- Provided material:
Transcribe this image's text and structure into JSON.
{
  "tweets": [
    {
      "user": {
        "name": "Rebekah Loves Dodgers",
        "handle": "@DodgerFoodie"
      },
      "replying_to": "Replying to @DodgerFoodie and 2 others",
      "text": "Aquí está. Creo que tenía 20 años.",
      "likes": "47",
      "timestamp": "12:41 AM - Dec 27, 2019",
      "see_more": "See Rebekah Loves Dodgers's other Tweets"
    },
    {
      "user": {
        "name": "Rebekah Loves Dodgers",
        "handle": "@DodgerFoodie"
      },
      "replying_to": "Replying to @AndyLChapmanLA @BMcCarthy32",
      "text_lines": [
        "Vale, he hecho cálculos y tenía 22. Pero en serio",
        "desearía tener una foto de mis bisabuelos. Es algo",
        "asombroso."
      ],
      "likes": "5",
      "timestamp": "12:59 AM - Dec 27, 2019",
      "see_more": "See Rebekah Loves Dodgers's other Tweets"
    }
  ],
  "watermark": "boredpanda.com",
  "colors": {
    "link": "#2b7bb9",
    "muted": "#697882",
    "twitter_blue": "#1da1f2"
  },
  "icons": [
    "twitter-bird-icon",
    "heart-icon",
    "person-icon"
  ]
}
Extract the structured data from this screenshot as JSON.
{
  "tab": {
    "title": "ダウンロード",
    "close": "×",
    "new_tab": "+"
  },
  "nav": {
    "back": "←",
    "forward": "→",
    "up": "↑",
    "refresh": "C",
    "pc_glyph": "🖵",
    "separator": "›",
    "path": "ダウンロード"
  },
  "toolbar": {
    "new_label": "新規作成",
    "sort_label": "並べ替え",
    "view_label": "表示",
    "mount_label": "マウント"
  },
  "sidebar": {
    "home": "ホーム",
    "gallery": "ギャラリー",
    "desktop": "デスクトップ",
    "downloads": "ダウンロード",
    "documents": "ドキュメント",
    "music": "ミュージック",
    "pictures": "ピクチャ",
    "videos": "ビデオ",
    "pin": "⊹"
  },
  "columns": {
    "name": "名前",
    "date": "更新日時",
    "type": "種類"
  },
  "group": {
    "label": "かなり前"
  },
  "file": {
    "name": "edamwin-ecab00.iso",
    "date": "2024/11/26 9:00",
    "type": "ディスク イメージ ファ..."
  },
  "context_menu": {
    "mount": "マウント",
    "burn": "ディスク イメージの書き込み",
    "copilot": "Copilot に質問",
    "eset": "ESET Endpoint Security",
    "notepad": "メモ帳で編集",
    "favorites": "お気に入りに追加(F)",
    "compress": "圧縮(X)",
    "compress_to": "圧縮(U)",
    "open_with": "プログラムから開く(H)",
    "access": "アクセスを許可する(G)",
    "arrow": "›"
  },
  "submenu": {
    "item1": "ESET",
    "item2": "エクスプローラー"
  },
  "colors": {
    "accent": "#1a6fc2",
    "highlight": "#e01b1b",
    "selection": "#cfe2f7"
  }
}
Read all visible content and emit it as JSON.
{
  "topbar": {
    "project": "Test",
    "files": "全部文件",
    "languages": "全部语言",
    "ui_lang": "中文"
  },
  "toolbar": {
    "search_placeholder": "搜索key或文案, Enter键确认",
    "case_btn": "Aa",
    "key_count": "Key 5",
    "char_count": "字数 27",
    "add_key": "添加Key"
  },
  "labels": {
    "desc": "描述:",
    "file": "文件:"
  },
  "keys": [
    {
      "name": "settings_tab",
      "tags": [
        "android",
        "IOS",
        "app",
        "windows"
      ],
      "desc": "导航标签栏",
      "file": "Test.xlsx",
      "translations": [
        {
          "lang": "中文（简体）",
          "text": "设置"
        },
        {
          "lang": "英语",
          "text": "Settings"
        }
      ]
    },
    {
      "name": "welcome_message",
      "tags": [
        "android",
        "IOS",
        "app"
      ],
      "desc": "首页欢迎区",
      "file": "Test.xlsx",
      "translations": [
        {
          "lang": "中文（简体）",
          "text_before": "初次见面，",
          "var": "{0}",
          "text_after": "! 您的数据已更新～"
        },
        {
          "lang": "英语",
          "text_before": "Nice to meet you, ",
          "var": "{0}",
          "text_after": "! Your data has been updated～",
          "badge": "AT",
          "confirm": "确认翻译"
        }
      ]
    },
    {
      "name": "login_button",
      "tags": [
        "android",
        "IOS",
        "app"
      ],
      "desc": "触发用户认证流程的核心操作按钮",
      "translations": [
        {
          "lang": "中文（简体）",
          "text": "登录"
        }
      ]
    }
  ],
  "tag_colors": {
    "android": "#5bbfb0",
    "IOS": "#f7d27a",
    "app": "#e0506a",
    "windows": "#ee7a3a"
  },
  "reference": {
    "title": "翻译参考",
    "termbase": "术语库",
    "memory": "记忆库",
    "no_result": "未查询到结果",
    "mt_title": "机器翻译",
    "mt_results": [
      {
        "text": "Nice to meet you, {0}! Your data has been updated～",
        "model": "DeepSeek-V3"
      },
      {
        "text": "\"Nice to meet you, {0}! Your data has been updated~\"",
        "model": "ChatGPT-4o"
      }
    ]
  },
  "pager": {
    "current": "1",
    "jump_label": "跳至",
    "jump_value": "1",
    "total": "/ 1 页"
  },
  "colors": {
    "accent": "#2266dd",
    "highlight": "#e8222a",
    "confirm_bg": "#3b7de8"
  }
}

- Set exercise: Output all of the data again. Match it exactly.

- The solution:
Transcribe this image's text and structure into JSON.
{
  "tweets": [
    {
      "user": {
        "name": "Rebekah Loves Dodgers",
        "handle": "@DodgerFoodie"
      },
      "replying_to": "Replying to @DodgerFoodie and 2 others",
      "text": "Aquí está. Creo que tenía 20 años.",
      "likes": "47",
      "timestamp": "12:41 AM - Dec 27, 2019",
      "see_more": "See Rebekah Loves Dodgers's other Tweets"
    },
    {
      "user": {
        "name": "Rebekah Loves Dodgers",
        "handle": "@DodgerFoodie"
      },
      "replying_to": "Replying to @AndyLChapmanLA @BMcCarthy32",
      "text_lines": [
        "Vale, he hecho cálculos y tenía 22. Pero en serio",
        "desearía tener una foto de mis bisabuelos. Es algo",
        "asombroso."
      ],
      "likes": "5",
      "timestamp": "12:59 AM - Dec 27, 2019",
      "see_more": "See Rebekah Loves Dodgers's other Tweets"
    }
  ],
  "watermark": "boredpanda.com",
  "colors": {
    "link": "#2b7bb9",
    "muted": "#697882",
    "twitter_blue": "#1da1f2"
  },
  "icons": [
    "twitter-bird-icon",
    "heart-icon",
    "person-icon"
  ]
}
Extract the structured data from this screenshot as JSON.
{
  "tab": {
    "title": "ダウンロード",
    "close": "×",
    "new_tab": "+"
  },
  "nav": {
    "back": "←",
    "forward": "→",
    "up": "↑",
    "refresh": "C",
    "pc_glyph": "🖵",
    "separator": "›",
    "path": "ダウンロード"
  },
  "toolbar": {
    "new_label": "新規作成",
    "sort_label": "並べ替え",
    "view_label": "表示",
    "mount_label": "マウント"
  },
  "sidebar": {
    "home": "ホーム",
    "gallery": "ギャラリー",
    "desktop": "デスクトップ",
    "downloads": "ダウンロード",
    "documents": "ドキュメント",
    "music": "ミュージック",
    "pictures": "ピクチャ",
    "videos": "ビデオ",
    "pin": "⊹"
  },
  "columns": {
    "name": "名前",
    "date": "更新日時",
    "type": "種類"
  },
  "group": {
    "label": "かなり前"
  },
  "file": {
    "name": "edamwin-ecab00.iso",
    "date": "2024/11/26 9:00",
    "type": "ディスク イメージ ファ..."
  },
  "context_menu": {
    "mount": "マウント",
    "burn": "ディスク イメージの書き込み",
    "copilot": "Copilot に質問",
    "eset": "ESET Endpoint Security",
    "notepad": "メモ帳で編集",
    "favorites": "お気に入りに追加(F)",
    "compress": "圧縮(X)",
    "compress_to": "圧縮(U)",
    "open_with": "プログラムから開く(H)",
    "access": "アクセスを許可する(G)",
    "arrow": "›"
  },
  "submenu": {
    "item1": "ESET",
    "item2": "エクスプローラー"
  },
  "colors": {
    "accent": "#1a6fc2",
    "highlight": "#e01b1b",
    "selection": "#cfe2f7"
  }
}
Read all visible content and emit it as JSON.
{
  "topbar": {
    "project": "Test",
    "files": "全部文件",
    "languages": "全部语言",
    "ui_lang": "中文"
  },
  "toolbar": {
    "search_placeholder": "搜索key或文案, Enter键确认",
    "case_btn": "Aa",
    "key_count": "Key 5",
    "char_count": "字数 27",
    "add_key": "添加Key"
  },
  "labels": {
    "desc": "描述:",
    "file": "文件:"
  },
  "keys": [
    {
      "name": "settings_tab",
      "tags": [
        "android",
        "IOS",
        "app",
        "windows"
      ],
      "desc": "导航标签栏",
      "file": "Test.xlsx",
      "translations": [
        {
          "lang": "中文（简体）",
          "text": "设置"
        },
        {
          "lang": "英语",
          "text": "Settings"
        }
      ]
    },
    {
      "name": "welcome_message",
      "tags": [
        "android",
        "IOS",
        "app"
      ],
      "desc": "首页欢迎区",
      "file": "Test.xlsx",
      "translations": [
        {
          "lang": "中文（简体）",
          "text_before": "初次见面，",
          "var": "{0}",
          "text_after": "! 您的数据已更新～"
        },
        {
          "lang": "英语",
          "text_before": "Nice to meet you, ",
          "var": "{0}",
          "text_after": "! Your data has been updated～",
          "badge": "AT",
          "confirm": "确认翻译"
        }
      ]
    },
    {
      "name": "login_button",
      "tags": [
        "android",
        "IOS",
        "app"
      ],
      "desc": "触发用户认证流程的核心操作按钮",
      "translations": [
        {
          "lang": "中文（简体）",
          "text": "登录"
        }
      ]
    }
  ],
  "tag_colors": {
    "android": "#5bbfb0",
    "IOS": "#f7d27a",
    "app": "#e0506a",
    "windows": "#ee7a3a"
  },
  "reference": {
    "title": "翻译参考",
    "termbase": "术语库",
    "memory": "记忆库",
    "no_result": "未查询到结果",
    "mt_title": "机器翻译",
    "mt_results": [
      {
        "text": "Nice to meet you, {0}! Your data has been updated～",
        "model": "DeepSeek-V3"
      },
      {
        "text": "\"Nice to meet you, {0}! Your data has been updated~\"",
        "model": "ChatGPT-4o"
      }
    ]
  },
  "pager": {
    "current": "1",
    "jump_label": "跳至",
    "jump_value": "1",
    "total": "/ 1 页"
  },
  "colors": {
    "accent": "#2266dd",
    "highlight": "#e8222a",
    "confirm_bg": "#3b7de8"
  }
}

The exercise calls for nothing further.